Task to complete:
Word for word, repeat the entries, minus the pictures.

═══ Items

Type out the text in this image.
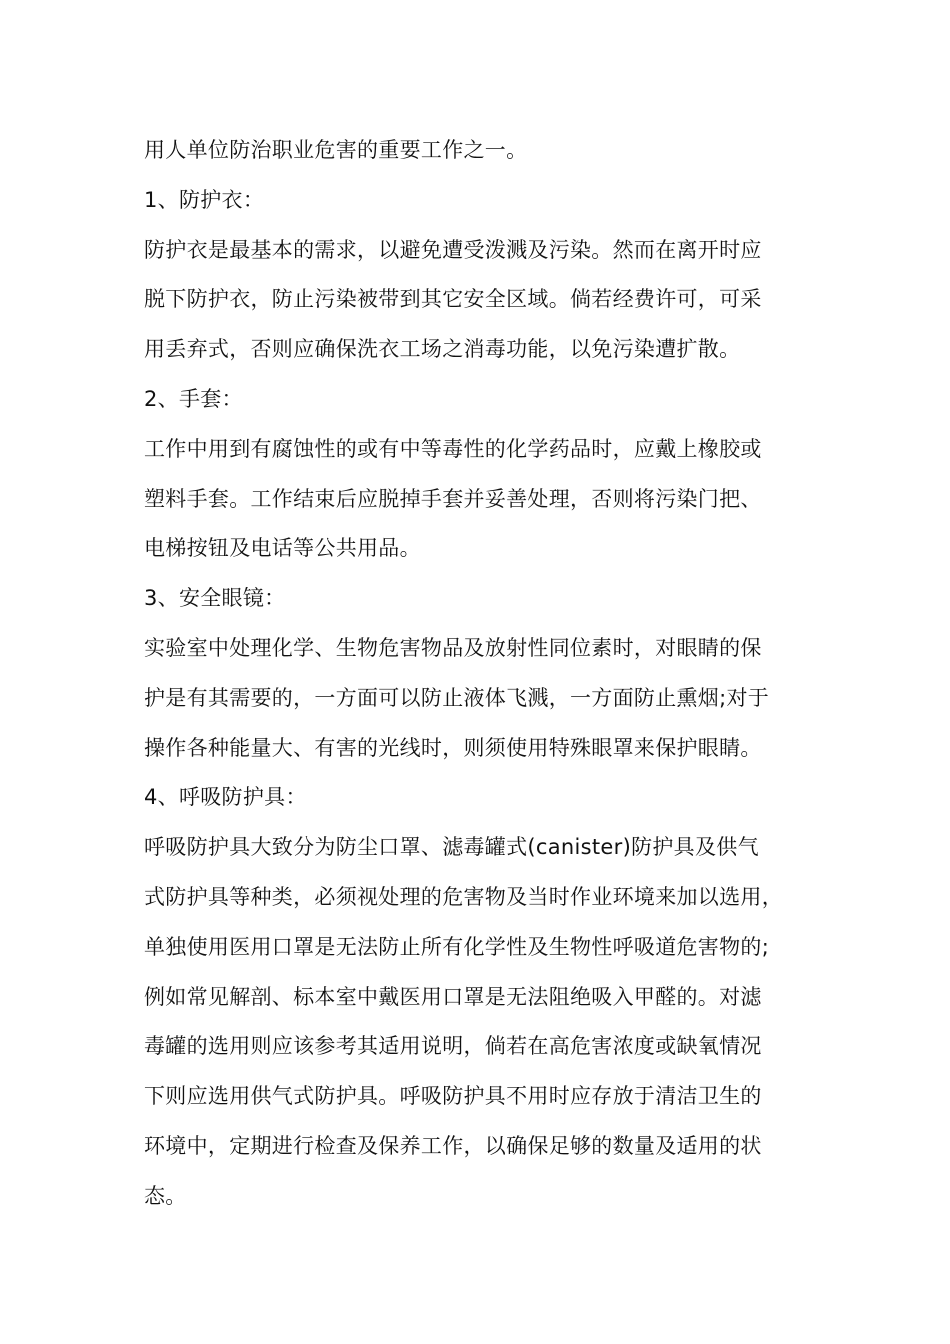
用人单位防治职业危害的重要工作之一。
1、防护衣：
防护衣是最基本的需求，以避免遭受泼溅及污染。然而在离开时应
脱下防护衣，防止污染被带到其它安全区域。倘若经费许可，可采
用丢弃式，否则应确保洗衣工场之消毒功能，以免污染遭扩散。
2、手套：
工作中用到有腐蚀性的或有中等毒性的化学药品时，应戴上橡胶或
塑料手套。工作结束后应脱掉手套并妥善处理，否则将污染门把、
电梯按钮及电话等公共用品。
3、安全眼镜：
实验室中处理化学、生物危害物品及放射性同位素时，对眼睛的保
护是有其需要的，一方面可以防止液体飞溅，一方面防止熏烟;对于
操作各种能量大、有害的光线时，则须使用特殊眼罩来保护眼睛。
4、呼吸防护具：
呼吸防护具大致分为防尘口罩、滤毒罐式(canister)防护具及供气
式防护具等种类，必须视处理的危害物及当时作业环境来加以选用，
单独使用医用口罩是无法防止所有化学性及生物性呼吸道危害物的;
例如常见解剖、标本室中戴医用口罩是无法阻绝吸入甲醛的。对滤
毒罐的选用则应该参考其适用说明，倘若在高危害浓度或缺氧情况
下则应选用供气式防护具。呼吸防护具不用时应存放于清洁卫生的
环境中，定期进行检查及保养工作，以确保足够的数量及适用的状
态。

══════

Answer for this exercise:
Type out the text in this image.
用人单位防治职业危害的重要工作之一。
1、防护衣：
防护衣是最基本的需求，以避免遭受泼溅及污染。然而在离开时应
脱下防护衣，防止污染被带到其它安全区域。倘若经费许可，可采
用丢弃式，否则应确保洗衣工场之消毒功能，以免污染遭扩散。
2、手套：
工作中用到有腐蚀性的或有中等毒性的化学药品时，应戴上橡胶或
塑料手套。工作结束后应脱掉手套并妥善处理，否则将污染门把、
电梯按钮及电话等公共用品。
3、安全眼镜：
实验室中处理化学、生物危害物品及放射性同位素时，对眼睛的保
护是有其需要的，一方面可以防止液体飞溅，一方面防止熏烟;对于
操作各种能量大、有害的光线时，则须使用特殊眼罩来保护眼睛。
4、呼吸防护具：
呼吸防护具大致分为防尘口罩、滤毒罐式(canister)防护具及供气
式防护具等种类，必须视处理的危害物及当时作业环境来加以选用，
单独使用医用口罩是无法防止所有化学性及生物性呼吸道危害物的;
例如常见解剖、标本室中戴医用口罩是无法阻绝吸入甲醛的。对滤
毒罐的选用则应该参考其适用说明，倘若在高危害浓度或缺氧情况
下则应选用供气式防护具。呼吸防护具不用时应存放于清洁卫生的
环境中，定期进行检查及保养工作，以确保足够的数量及适用的状
态。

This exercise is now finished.